§ Task requirements:
Omit every picture, then return each line of the data below exactly.
(Beginning of Provided records)
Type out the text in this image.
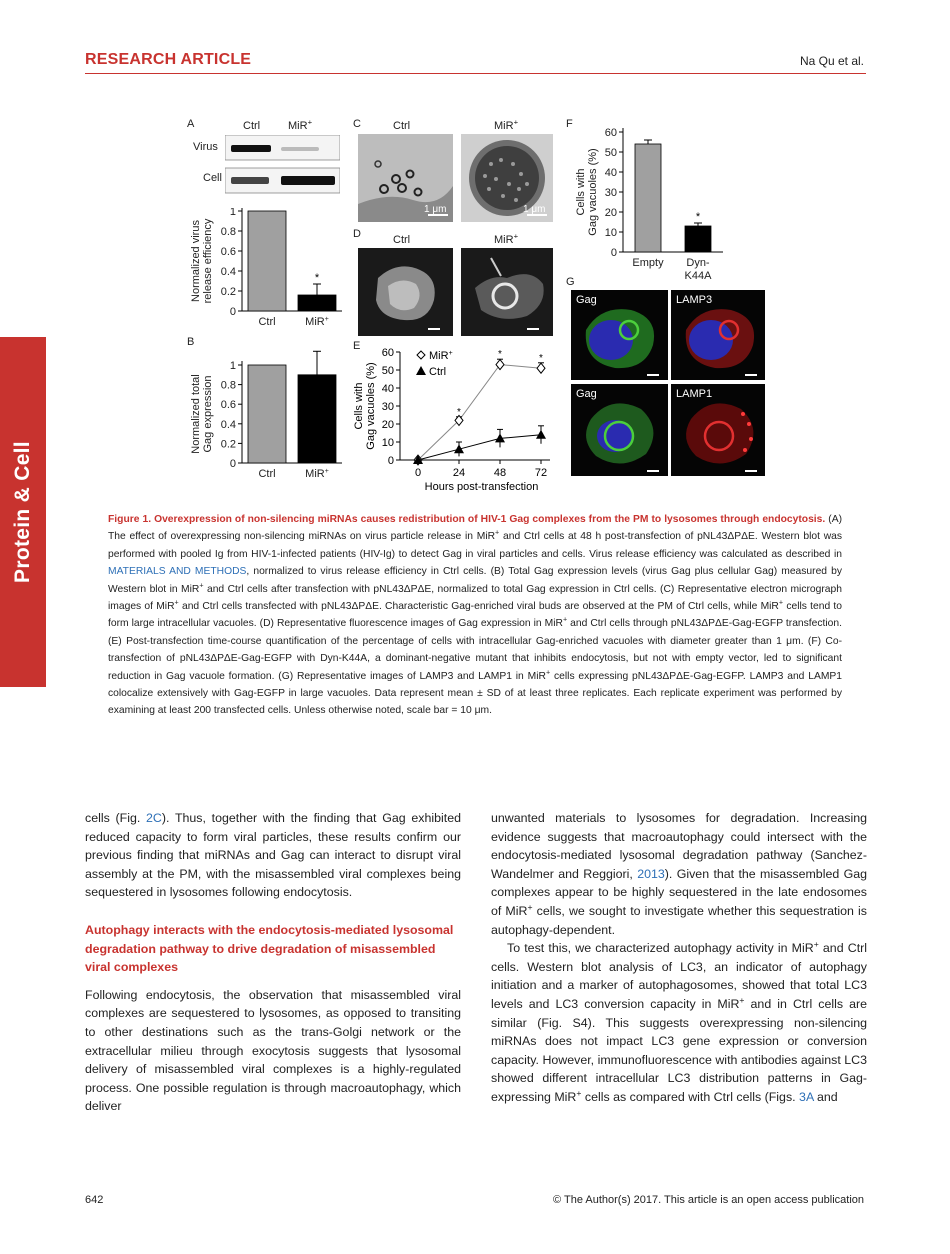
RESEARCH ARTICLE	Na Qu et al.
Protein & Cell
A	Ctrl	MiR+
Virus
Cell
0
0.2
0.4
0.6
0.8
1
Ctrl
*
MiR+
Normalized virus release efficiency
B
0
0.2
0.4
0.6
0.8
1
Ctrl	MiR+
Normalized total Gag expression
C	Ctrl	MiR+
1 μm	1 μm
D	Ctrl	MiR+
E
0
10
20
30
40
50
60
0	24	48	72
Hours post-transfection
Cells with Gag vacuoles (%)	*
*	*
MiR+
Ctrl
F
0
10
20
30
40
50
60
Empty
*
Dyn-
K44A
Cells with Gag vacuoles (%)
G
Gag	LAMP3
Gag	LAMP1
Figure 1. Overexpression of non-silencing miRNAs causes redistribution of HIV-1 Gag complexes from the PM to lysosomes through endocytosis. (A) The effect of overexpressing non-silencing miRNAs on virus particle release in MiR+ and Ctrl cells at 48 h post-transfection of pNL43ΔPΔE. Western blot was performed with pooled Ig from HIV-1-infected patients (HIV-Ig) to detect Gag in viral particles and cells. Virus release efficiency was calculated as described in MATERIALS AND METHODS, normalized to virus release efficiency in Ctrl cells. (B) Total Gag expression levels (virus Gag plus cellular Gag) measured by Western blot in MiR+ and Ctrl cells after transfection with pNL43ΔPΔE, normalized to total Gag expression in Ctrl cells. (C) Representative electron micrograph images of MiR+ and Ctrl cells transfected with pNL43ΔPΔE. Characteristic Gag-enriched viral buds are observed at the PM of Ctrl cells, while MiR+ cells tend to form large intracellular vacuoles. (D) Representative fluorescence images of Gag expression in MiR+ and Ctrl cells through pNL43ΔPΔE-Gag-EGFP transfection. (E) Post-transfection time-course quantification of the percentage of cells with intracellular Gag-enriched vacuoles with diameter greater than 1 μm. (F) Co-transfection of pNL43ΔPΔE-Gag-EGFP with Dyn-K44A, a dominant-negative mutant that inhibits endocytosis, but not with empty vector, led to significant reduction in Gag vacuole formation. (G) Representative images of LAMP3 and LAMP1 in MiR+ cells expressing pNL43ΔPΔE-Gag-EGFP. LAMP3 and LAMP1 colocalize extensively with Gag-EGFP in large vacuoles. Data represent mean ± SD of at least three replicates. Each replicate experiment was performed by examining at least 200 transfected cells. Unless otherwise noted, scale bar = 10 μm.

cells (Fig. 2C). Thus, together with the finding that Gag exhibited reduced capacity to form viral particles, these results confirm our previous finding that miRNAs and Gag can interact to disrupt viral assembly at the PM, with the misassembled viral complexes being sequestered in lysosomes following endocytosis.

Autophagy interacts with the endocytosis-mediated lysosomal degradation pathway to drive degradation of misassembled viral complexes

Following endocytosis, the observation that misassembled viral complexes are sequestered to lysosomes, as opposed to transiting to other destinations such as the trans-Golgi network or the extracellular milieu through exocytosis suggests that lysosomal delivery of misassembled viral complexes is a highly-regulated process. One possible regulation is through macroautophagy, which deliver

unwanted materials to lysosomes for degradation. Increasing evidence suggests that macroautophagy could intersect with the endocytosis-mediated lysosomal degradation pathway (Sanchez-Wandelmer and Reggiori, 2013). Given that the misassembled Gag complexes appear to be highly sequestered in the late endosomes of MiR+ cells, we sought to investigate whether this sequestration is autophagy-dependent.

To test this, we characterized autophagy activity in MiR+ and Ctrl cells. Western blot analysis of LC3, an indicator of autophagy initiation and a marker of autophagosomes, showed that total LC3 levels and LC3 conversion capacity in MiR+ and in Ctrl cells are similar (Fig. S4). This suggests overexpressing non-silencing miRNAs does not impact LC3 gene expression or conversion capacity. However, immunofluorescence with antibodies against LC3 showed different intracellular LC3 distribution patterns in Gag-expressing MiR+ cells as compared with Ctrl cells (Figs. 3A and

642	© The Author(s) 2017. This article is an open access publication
(End of Provided records)
§ Answer to this problem:
Type out the text in this image.
RESEARCH ARTICLE	Na Qu et al.
Protein & Cell
A	Ctrl	MiR+
Virus
Cell
0
0.2
0.4
0.6
0.8
1
Ctrl
*
MiR+
Normalized virus release efficiency
B
0
0.2
0.4
0.6
0.8
1
Ctrl	MiR+
Normalized total Gag expression
C	Ctrl	MiR+
1 μm	1 μm
D	Ctrl	MiR+
E
0
10
20
30
40
50
60
0	24	48	72
Hours post-transfection
Cells with Gag vacuoles (%)	*
*	*
MiR+
Ctrl
F
0
10
20
30
40
50
60
Empty
*
Dyn-
K44A
Cells with Gag vacuoles (%)
G
Gag	LAMP3
Gag	LAMP1
Figure 1. Overexpression of non-silencing miRNAs causes redistribution of HIV-1 Gag complexes from the PM to lysosomes through endocytosis. (A) The effect of overexpressing non-silencing miRNAs on virus particle release in MiR+ and Ctrl cells at 48 h post-transfection of pNL43ΔPΔE. Western blot was performed with pooled Ig from HIV-1-infected patients (HIV-Ig) to detect Gag in viral particles and cells. Virus release efficiency was calculated as described in MATERIALS AND METHODS, normalized to virus release efficiency in Ctrl cells. (B) Total Gag expression levels (virus Gag plus cellular Gag) measured by Western blot in MiR+ and Ctrl cells after transfection with pNL43ΔPΔE, normalized to total Gag expression in Ctrl cells. (C) Representative electron micrograph images of MiR+ and Ctrl cells transfected with pNL43ΔPΔE. Characteristic Gag-enriched viral buds are observed at the PM of Ctrl cells, while MiR+ cells tend to form large intracellular vacuoles. (D) Representative fluorescence images of Gag expression in MiR+ and Ctrl cells through pNL43ΔPΔE-Gag-EGFP transfection. (E) Post-transfection time-course quantification of the percentage of cells with intracellular Gag-enriched vacuoles with diameter greater than 1 μm. (F) Co-transfection of pNL43ΔPΔE-Gag-EGFP with Dyn-K44A, a dominant-negative mutant that inhibits endocytosis, but not with empty vector, led to significant reduction in Gag vacuole formation. (G) Representative images of LAMP3 and LAMP1 in MiR+ cells expressing pNL43ΔPΔE-Gag-EGFP. LAMP3 and LAMP1 colocalize extensively with Gag-EGFP in large vacuoles. Data represent mean ± SD of at least three replicates. Each replicate experiment was performed by examining at least 200 transfected cells. Unless otherwise noted, scale bar = 10 μm.

cells (Fig. 2C). Thus, together with the finding that Gag exhibited reduced capacity to form viral particles, these results confirm our previous finding that miRNAs and Gag can interact to disrupt viral assembly at the PM, with the misassembled viral complexes being sequestered in lysosomes following endocytosis.

Autophagy interacts with the endocytosis-mediated lysosomal degradation pathway to drive degradation of misassembled viral complexes

Following endocytosis, the observation that misassembled viral complexes are sequestered to lysosomes, as opposed to transiting to other destinations such as the trans-Golgi network or the extracellular milieu through exocytosis suggests that lysosomal delivery of misassembled viral complexes is a highly-regulated process. One possible regulation is through macroautophagy, which deliver

unwanted materials to lysosomes for degradation. Increasing evidence suggests that macroautophagy could intersect with the endocytosis-mediated lysosomal degradation pathway (Sanchez-Wandelmer and Reggiori, 2013). Given that the misassembled Gag complexes appear to be highly sequestered in the late endosomes of MiR+ cells, we sought to investigate whether this sequestration is autophagy-dependent.

To test this, we characterized autophagy activity in MiR+ and Ctrl cells. Western blot analysis of LC3, an indicator of autophagy initiation and a marker of autophagosomes, showed that total LC3 levels and LC3 conversion capacity in MiR+ and in Ctrl cells are similar (Fig. S4). This suggests overexpressing non-silencing miRNAs does not impact LC3 gene expression or conversion capacity. However, immunofluorescence with antibodies against LC3 showed different intracellular LC3 distribution patterns in Gag-expressing MiR+ cells as compared with Ctrl cells (Figs. 3A and

642	© The Author(s) 2017. This article is an open access publication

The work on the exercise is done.